▶ What you are asked to do
Will you transcribe all the entries word for word, skipping the pictures they hold?

[Dataset excerpts]

[Start]

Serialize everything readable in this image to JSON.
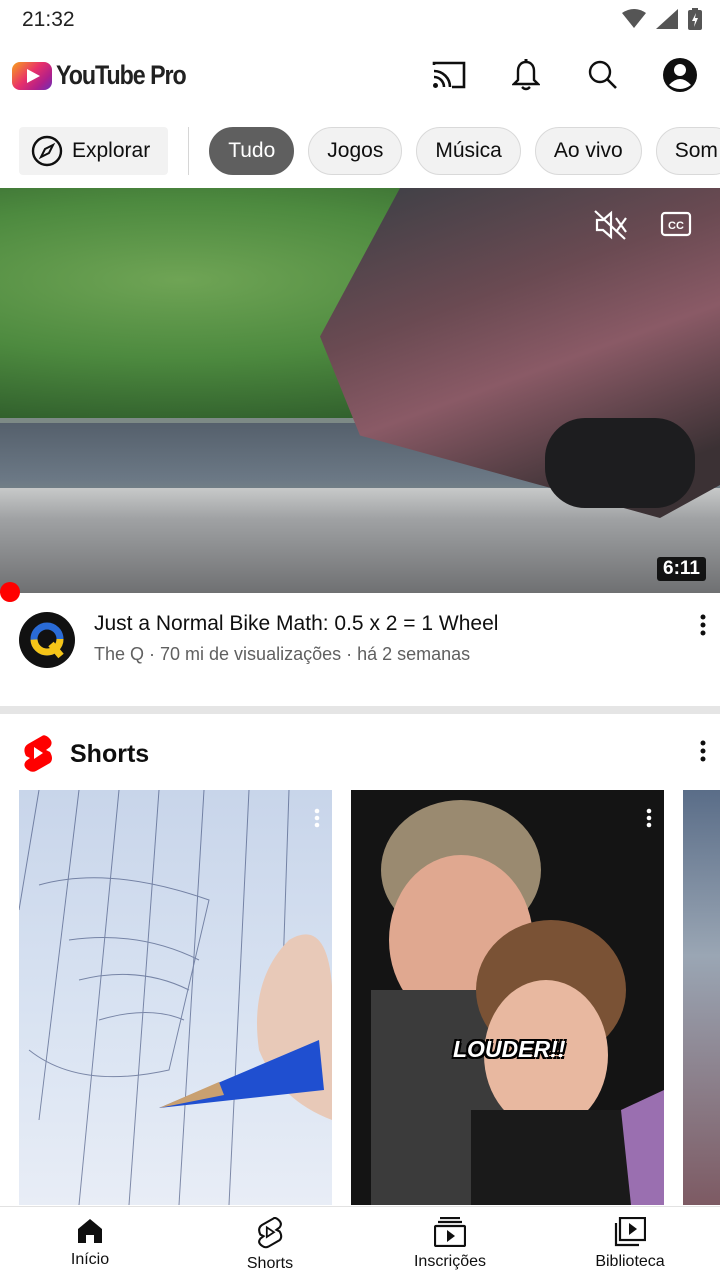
{
  "status_bar": {
    "time": "21:32",
    "icons": [
      "wifi-icon",
      "signal-icon",
      "battery-charging-icon"
    ]
  },
  "app_bar": {
    "logo_text": "YouTube Pro",
    "actions": [
      "cast-icon",
      "notifications-icon",
      "search-icon",
      "account-icon"
    ]
  },
  "chips": {
    "explore_label": "Explorar",
    "items": [
      {
        "label": "Tudo",
        "active": true
      },
      {
        "label": "Jogos",
        "active": false
      },
      {
        "label": "Música",
        "active": false
      },
      {
        "label": "Ao vivo",
        "active": false
      },
      {
        "label": "Som",
        "active": false
      }
    ]
  },
  "featured_video": {
    "duration": "6:11",
    "title": "Just a Normal Bike Math: 0.5 x 2 = 1 Wheel",
    "subtitle": "The Q · 70 mi de visualizações · há 2 semanas",
    "channel_avatar_letter": "Q",
    "overlay_icons": [
      "mute-icon",
      "closed-captions-icon"
    ]
  },
  "shorts": {
    "title": "Shorts",
    "items": [
      {
        "overlay_text": ""
      },
      {
        "overlay_text": "LOUDER!!"
      },
      {
        "overlay_text": ""
      }
    ]
  },
  "bottom_nav": {
    "items": [
      {
        "label": "Início",
        "icon": "home-icon"
      },
      {
        "label": "Shorts",
        "icon": "shorts-icon"
      },
      {
        "label": "Inscrições",
        "icon": "subscriptions-icon"
      },
      {
        "label": "Biblioteca",
        "icon": "library-icon"
      }
    ]
  },
  "colors": {
    "accent": "#ff0000",
    "chip_active": "#5f5f5f",
    "chip_bg": "#f2f2f2",
    "text_secondary": "#606060"
  }
}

[End]

▶ Task response
Serialize everything readable in this image to JSON.
{
  "status_bar": {
    "time": "21:32",
    "icons": [
      "wifi-icon",
      "signal-icon",
      "battery-charging-icon"
    ]
  },
  "app_bar": {
    "logo_text": "YouTube Pro",
    "actions": [
      "cast-icon",
      "notifications-icon",
      "search-icon",
      "account-icon"
    ]
  },
  "chips": {
    "explore_label": "Explorar",
    "items": [
      {
        "label": "Tudo",
        "active": true
      },
      {
        "label": "Jogos",
        "active": false
      },
      {
        "label": "Música",
        "active": false
      },
      {
        "label": "Ao vivo",
        "active": false
      },
      {
        "label": "Som",
        "active": false
      }
    ]
  },
  "featured_video": {
    "duration": "6:11",
    "title": "Just a Normal Bike Math: 0.5 x 2 = 1 Wheel",
    "subtitle": "The Q · 70 mi de visualizações · há 2 semanas",
    "channel_avatar_letter": "Q",
    "overlay_icons": [
      "mute-icon",
      "closed-captions-icon"
    ]
  },
  "shorts": {
    "title": "Shorts",
    "items": [
      {
        "overlay_text": ""
      },
      {
        "overlay_text": "LOUDER!!"
      },
      {
        "overlay_text": ""
      }
    ]
  },
  "bottom_nav": {
    "items": [
      {
        "label": "Início",
        "icon": "home-icon"
      },
      {
        "label": "Shorts",
        "icon": "shorts-icon"
      },
      {
        "label": "Inscrições",
        "icon": "subscriptions-icon"
      },
      {
        "label": "Biblioteca",
        "icon": "library-icon"
      }
    ]
  },
  "colors": {
    "accent": "#ff0000",
    "chip_active": "#5f5f5f",
    "chip_bg": "#f2f2f2",
    "text_secondary": "#606060"
  }
}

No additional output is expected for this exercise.